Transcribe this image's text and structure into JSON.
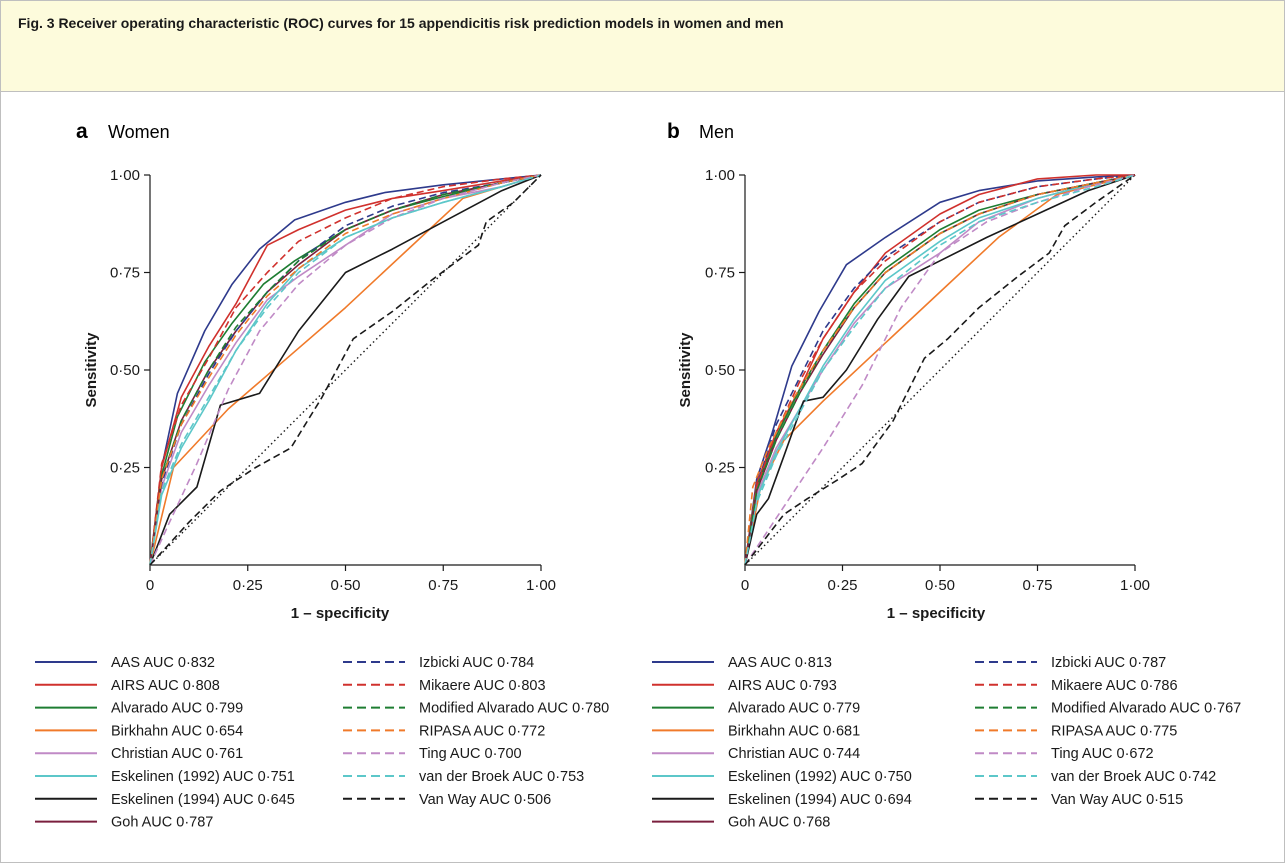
{
  "caption": "Fig. 3  Receiver operating characteristic (ROC) curves for 15 appendicitis risk prediction models in women and men",
  "colors": {
    "AAS": "#2e3a8c",
    "AIRS": "#d0312d",
    "Alvarado": "#1e7d32",
    "Birkhahn": "#f07a2a",
    "Christian": "#c08ac6",
    "Eskelinen1992": "#5cc7c9",
    "Eskelinen1994": "#1a1a1a",
    "Goh": "#7a1f3d",
    "Izbicki": "#2e3a8c",
    "Mikaere": "#d0312d",
    "ModAlvarado": "#1e7d32",
    "RIPASA": "#f07a2a",
    "Ting": "#c08ac6",
    "vanderBroek": "#5cc7c9",
    "VanWay": "#1a1a1a",
    "reference": "#1a1a1a"
  },
  "chart_data": [
    {
      "type": "line",
      "panel": "a",
      "title": "Women",
      "xlabel": "1 – specificity",
      "ylabel": "Sensitivity",
      "xlim": [
        0,
        1
      ],
      "ylim": [
        0,
        1
      ],
      "xticks": [
        "0",
        "0·25",
        "0·50",
        "0·75",
        "1·00"
      ],
      "yticks": [
        "0·25",
        "0·50",
        "0·75",
        "1·00"
      ],
      "grid": false,
      "legend_position": "bottom",
      "series": [
        {
          "name": "AAS AUC 0·832",
          "color_key": "AAS",
          "dash": false,
          "x": [
            0,
            0.03,
            0.07,
            0.14,
            0.21,
            0.28,
            0.37,
            0.5,
            0.6,
            0.75,
            0.9,
            1
          ],
          "y": [
            0,
            0.25,
            0.44,
            0.6,
            0.72,
            0.81,
            0.885,
            0.93,
            0.955,
            0.975,
            0.99,
            1
          ]
        },
        {
          "name": "AIRS AUC 0·808",
          "color_key": "AIRS",
          "dash": false,
          "x": [
            0,
            0.03,
            0.08,
            0.15,
            0.22,
            0.3,
            0.38,
            0.5,
            0.62,
            0.75,
            0.9,
            1
          ],
          "y": [
            0,
            0.25,
            0.43,
            0.56,
            0.67,
            0.82,
            0.86,
            0.91,
            0.94,
            0.96,
            0.985,
            1
          ]
        },
        {
          "name": "Alvarado AUC 0·799",
          "color_key": "Alvarado",
          "dash": false,
          "x": [
            0,
            0.03,
            0.07,
            0.14,
            0.21,
            0.29,
            0.37,
            0.5,
            0.62,
            0.75,
            0.9,
            1
          ],
          "y": [
            0,
            0.23,
            0.38,
            0.52,
            0.62,
            0.72,
            0.78,
            0.86,
            0.91,
            0.945,
            0.98,
            1
          ]
        },
        {
          "name": "Birkhahn AUC 0·654",
          "color_key": "Birkhahn",
          "dash": false,
          "x": [
            0,
            0.06,
            0.2,
            0.35,
            0.5,
            0.65,
            0.8,
            1
          ],
          "y": [
            0,
            0.25,
            0.4,
            0.53,
            0.66,
            0.8,
            0.94,
            1
          ]
        },
        {
          "name": "Christian AUC 0·761",
          "color_key": "Christian",
          "dash": false,
          "x": [
            0,
            0.03,
            0.08,
            0.15,
            0.22,
            0.3,
            0.38,
            0.5,
            0.62,
            0.75,
            0.9,
            1
          ],
          "y": [
            0,
            0.2,
            0.34,
            0.46,
            0.57,
            0.68,
            0.74,
            0.82,
            0.9,
            0.94,
            0.97,
            1
          ]
        },
        {
          "name": "Eskelinen (1992) AUC 0·751",
          "color_key": "Eskelinen1992",
          "dash": false,
          "x": [
            0,
            0.03,
            0.08,
            0.15,
            0.22,
            0.3,
            0.38,
            0.5,
            0.62,
            0.75,
            0.9,
            1
          ],
          "y": [
            0,
            0.18,
            0.3,
            0.42,
            0.55,
            0.67,
            0.76,
            0.84,
            0.89,
            0.93,
            0.97,
            1
          ]
        },
        {
          "name": "Eskelinen (1994) AUC 0·645",
          "color_key": "Eskelinen1994",
          "dash": false,
          "x": [
            0,
            0.05,
            0.12,
            0.18,
            0.28,
            0.38,
            0.5,
            0.62,
            0.75,
            0.9,
            1
          ],
          "y": [
            0,
            0.13,
            0.2,
            0.41,
            0.44,
            0.6,
            0.75,
            0.81,
            0.88,
            0.96,
            1
          ]
        },
        {
          "name": "Goh AUC 0·787",
          "color_key": "Goh",
          "dash": false,
          "x": [
            0,
            0.03,
            0.08,
            0.15,
            0.22,
            0.3,
            0.38,
            0.5,
            0.62,
            0.75,
            0.9,
            1
          ],
          "y": [
            0,
            0.22,
            0.37,
            0.5,
            0.6,
            0.7,
            0.77,
            0.86,
            0.91,
            0.95,
            0.98,
            1
          ]
        },
        {
          "name": "Izbicki AUC 0·784",
          "color_key": "Izbicki",
          "dash": true,
          "x": [
            0,
            0.03,
            0.08,
            0.15,
            0.22,
            0.3,
            0.38,
            0.5,
            0.62,
            0.75,
            0.9,
            1
          ],
          "y": [
            0,
            0.21,
            0.36,
            0.49,
            0.6,
            0.7,
            0.78,
            0.87,
            0.92,
            0.955,
            0.98,
            1
          ]
        },
        {
          "name": "Mikaere AUC 0·803",
          "color_key": "Mikaere",
          "dash": true,
          "x": [
            0,
            0.03,
            0.08,
            0.15,
            0.22,
            0.3,
            0.38,
            0.5,
            0.62,
            0.75,
            0.9,
            1
          ],
          "y": [
            0,
            0.26,
            0.41,
            0.53,
            0.66,
            0.75,
            0.83,
            0.89,
            0.94,
            0.97,
            0.99,
            1
          ]
        },
        {
          "name": "Modified Alvarado AUC 0·780",
          "color_key": "ModAlvarado",
          "dash": true,
          "x": [
            0,
            0.03,
            0.08,
            0.15,
            0.22,
            0.3,
            0.38,
            0.5,
            0.62,
            0.75,
            0.9,
            1
          ],
          "y": [
            0,
            0.22,
            0.37,
            0.5,
            0.61,
            0.7,
            0.78,
            0.86,
            0.91,
            0.95,
            0.98,
            1
          ]
        },
        {
          "name": "RIPASA AUC 0·772",
          "color_key": "RIPASA",
          "dash": true,
          "x": [
            0,
            0.03,
            0.08,
            0.15,
            0.22,
            0.3,
            0.38,
            0.5,
            0.62,
            0.75,
            0.9,
            1
          ],
          "y": [
            0,
            0.22,
            0.36,
            0.48,
            0.59,
            0.69,
            0.76,
            0.85,
            0.9,
            0.94,
            0.98,
            1
          ]
        },
        {
          "name": "Ting AUC 0·700",
          "color_key": "Ting",
          "dash": true,
          "x": [
            0,
            0.05,
            0.12,
            0.2,
            0.28,
            0.38,
            0.5,
            0.62,
            0.75,
            0.9,
            1
          ],
          "y": [
            0,
            0.11,
            0.26,
            0.45,
            0.6,
            0.72,
            0.82,
            0.89,
            0.94,
            0.98,
            1
          ]
        },
        {
          "name": "van der Broek AUC 0·753",
          "color_key": "vanderBroek",
          "dash": true,
          "x": [
            0,
            0.03,
            0.08,
            0.15,
            0.22,
            0.3,
            0.38,
            0.5,
            0.62,
            0.75,
            0.9,
            1
          ],
          "y": [
            0,
            0.19,
            0.31,
            0.43,
            0.55,
            0.66,
            0.75,
            0.84,
            0.89,
            0.93,
            0.97,
            1
          ]
        },
        {
          "name": "Van Way AUC 0·506",
          "color_key": "VanWay",
          "dash": true,
          "x": [
            0,
            0.1,
            0.18,
            0.27,
            0.36,
            0.44,
            0.52,
            0.62,
            0.72,
            0.84,
            0.86,
            0.93,
            1
          ],
          "y": [
            0,
            0.11,
            0.19,
            0.25,
            0.3,
            0.43,
            0.58,
            0.65,
            0.73,
            0.82,
            0.88,
            0.93,
            1
          ]
        }
      ],
      "reference_line": {
        "x": [
          0,
          1
        ],
        "y": [
          0,
          1
        ],
        "style": "dotted"
      }
    },
    {
      "type": "line",
      "panel": "b",
      "title": "Men",
      "xlabel": "1 – specificity",
      "ylabel": "Sensitivity",
      "xlim": [
        0,
        1
      ],
      "ylim": [
        0,
        1
      ],
      "xticks": [
        "0",
        "0·25",
        "0·50",
        "0·75",
        "1·00"
      ],
      "yticks": [
        "0·25",
        "0·50",
        "0·75",
        "1·00"
      ],
      "grid": false,
      "legend_position": "bottom",
      "series": [
        {
          "name": "AAS AUC 0·813",
          "color_key": "AAS",
          "dash": false,
          "x": [
            0,
            0.03,
            0.07,
            0.12,
            0.19,
            0.26,
            0.36,
            0.5,
            0.6,
            0.75,
            0.9,
            1
          ],
          "y": [
            0,
            0.22,
            0.34,
            0.51,
            0.65,
            0.77,
            0.84,
            0.93,
            0.96,
            0.985,
            0.995,
            1
          ]
        },
        {
          "name": "AIRS AUC 0·793",
          "color_key": "AIRS",
          "dash": false,
          "x": [
            0,
            0.03,
            0.08,
            0.14,
            0.2,
            0.28,
            0.36,
            0.5,
            0.6,
            0.75,
            0.9,
            1
          ],
          "y": [
            0,
            0.21,
            0.34,
            0.45,
            0.58,
            0.7,
            0.8,
            0.9,
            0.95,
            0.99,
            1,
            1
          ]
        },
        {
          "name": "Alvarado AUC 0·779",
          "color_key": "Alvarado",
          "dash": false,
          "x": [
            0,
            0.03,
            0.08,
            0.14,
            0.2,
            0.28,
            0.36,
            0.5,
            0.6,
            0.75,
            0.9,
            1
          ],
          "y": [
            0,
            0.2,
            0.33,
            0.45,
            0.55,
            0.67,
            0.76,
            0.86,
            0.91,
            0.95,
            0.98,
            1
          ]
        },
        {
          "name": "Birkhahn AUC 0·681",
          "color_key": "Birkhahn",
          "dash": false,
          "x": [
            0,
            0.04,
            0.1,
            0.2,
            0.35,
            0.5,
            0.65,
            0.8,
            1
          ],
          "y": [
            0,
            0.2,
            0.32,
            0.42,
            0.56,
            0.7,
            0.84,
            0.95,
            1
          ]
        },
        {
          "name": "Christian AUC 0·744",
          "color_key": "Christian",
          "dash": false,
          "x": [
            0,
            0.03,
            0.08,
            0.14,
            0.2,
            0.28,
            0.36,
            0.5,
            0.6,
            0.75,
            0.9,
            1
          ],
          "y": [
            0,
            0.18,
            0.3,
            0.4,
            0.5,
            0.62,
            0.71,
            0.8,
            0.88,
            0.94,
            0.98,
            1
          ]
        },
        {
          "name": "Eskelinen (1992) AUC 0·750",
          "color_key": "Eskelinen1992",
          "dash": false,
          "x": [
            0,
            0.03,
            0.08,
            0.14,
            0.2,
            0.28,
            0.36,
            0.5,
            0.6,
            0.75,
            0.9,
            1
          ],
          "y": [
            0,
            0.17,
            0.29,
            0.4,
            0.51,
            0.63,
            0.73,
            0.83,
            0.89,
            0.94,
            0.98,
            1
          ]
        },
        {
          "name": "Eskelinen (1994) AUC 0·694",
          "color_key": "Eskelinen1994",
          "dash": false,
          "x": [
            0,
            0.03,
            0.06,
            0.1,
            0.15,
            0.2,
            0.26,
            0.34,
            0.42,
            0.5,
            0.62,
            0.75,
            0.88,
            1
          ],
          "y": [
            0,
            0.13,
            0.17,
            0.28,
            0.42,
            0.43,
            0.5,
            0.63,
            0.74,
            0.78,
            0.84,
            0.9,
            0.96,
            1
          ]
        },
        {
          "name": "Goh AUC 0·768",
          "color_key": "Goh",
          "dash": false,
          "x": [
            0,
            0.03,
            0.08,
            0.14,
            0.2,
            0.28,
            0.36,
            0.5,
            0.6,
            0.75,
            0.9,
            1
          ],
          "y": [
            0,
            0.19,
            0.32,
            0.44,
            0.54,
            0.66,
            0.75,
            0.85,
            0.9,
            0.95,
            0.98,
            1
          ]
        },
        {
          "name": "Izbicki AUC 0·787",
          "color_key": "Izbicki",
          "dash": true,
          "x": [
            0,
            0.03,
            0.08,
            0.14,
            0.2,
            0.28,
            0.36,
            0.5,
            0.6,
            0.75,
            0.9,
            1
          ],
          "y": [
            0,
            0.2,
            0.36,
            0.48,
            0.6,
            0.71,
            0.79,
            0.88,
            0.93,
            0.97,
            0.99,
            1
          ]
        },
        {
          "name": "Mikaere AUC 0·786",
          "color_key": "Mikaere",
          "dash": true,
          "x": [
            0,
            0.03,
            0.08,
            0.14,
            0.2,
            0.28,
            0.36,
            0.5,
            0.6,
            0.75,
            0.9,
            1
          ],
          "y": [
            0,
            0.2,
            0.34,
            0.47,
            0.58,
            0.7,
            0.78,
            0.88,
            0.93,
            0.97,
            0.99,
            1
          ]
        },
        {
          "name": "Modified Alvarado AUC 0·767",
          "color_key": "ModAlvarado",
          "dash": true,
          "x": [
            0,
            0.03,
            0.08,
            0.14,
            0.2,
            0.28,
            0.36,
            0.5,
            0.6,
            0.75,
            0.9,
            1
          ],
          "y": [
            0,
            0.19,
            0.32,
            0.44,
            0.55,
            0.66,
            0.75,
            0.85,
            0.9,
            0.95,
            0.98,
            1
          ]
        },
        {
          "name": "RIPASA AUC 0·775",
          "color_key": "RIPASA",
          "dash": true,
          "x": [
            0,
            0.02,
            0.06,
            0.12,
            0.2,
            0.28,
            0.36,
            0.5,
            0.6,
            0.75,
            0.9,
            1
          ],
          "y": [
            0,
            0.2,
            0.3,
            0.42,
            0.55,
            0.66,
            0.75,
            0.85,
            0.9,
            0.95,
            0.98,
            1
          ]
        },
        {
          "name": "Ting AUC 0·672",
          "color_key": "Ting",
          "dash": true,
          "x": [
            0,
            0.1,
            0.2,
            0.3,
            0.4,
            0.5,
            0.62,
            0.75,
            0.88,
            1
          ],
          "y": [
            0,
            0.15,
            0.3,
            0.46,
            0.66,
            0.8,
            0.88,
            0.93,
            0.97,
            1
          ]
        },
        {
          "name": "van der Broek AUC 0·742",
          "color_key": "vanderBroek",
          "dash": true,
          "x": [
            0,
            0.03,
            0.08,
            0.14,
            0.2,
            0.28,
            0.36,
            0.5,
            0.6,
            0.75,
            0.9,
            1
          ],
          "y": [
            0,
            0.16,
            0.28,
            0.39,
            0.5,
            0.61,
            0.71,
            0.82,
            0.88,
            0.93,
            0.97,
            1
          ]
        },
        {
          "name": "Van Way AUC 0·515",
          "color_key": "VanWay",
          "dash": true,
          "x": [
            0,
            0.1,
            0.16,
            0.24,
            0.3,
            0.38,
            0.46,
            0.52,
            0.6,
            0.7,
            0.78,
            0.82,
            0.9,
            1
          ],
          "y": [
            0,
            0.13,
            0.17,
            0.22,
            0.26,
            0.37,
            0.53,
            0.58,
            0.66,
            0.74,
            0.8,
            0.87,
            0.93,
            1
          ]
        }
      ],
      "reference_line": {
        "x": [
          0,
          1
        ],
        "y": [
          0,
          1
        ],
        "style": "dotted"
      }
    }
  ]
}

• • • •

_Task goal_.
Check every line in the material above for the string "Modified", then give only the number of lines that have it.

_Response to the exercise_.
2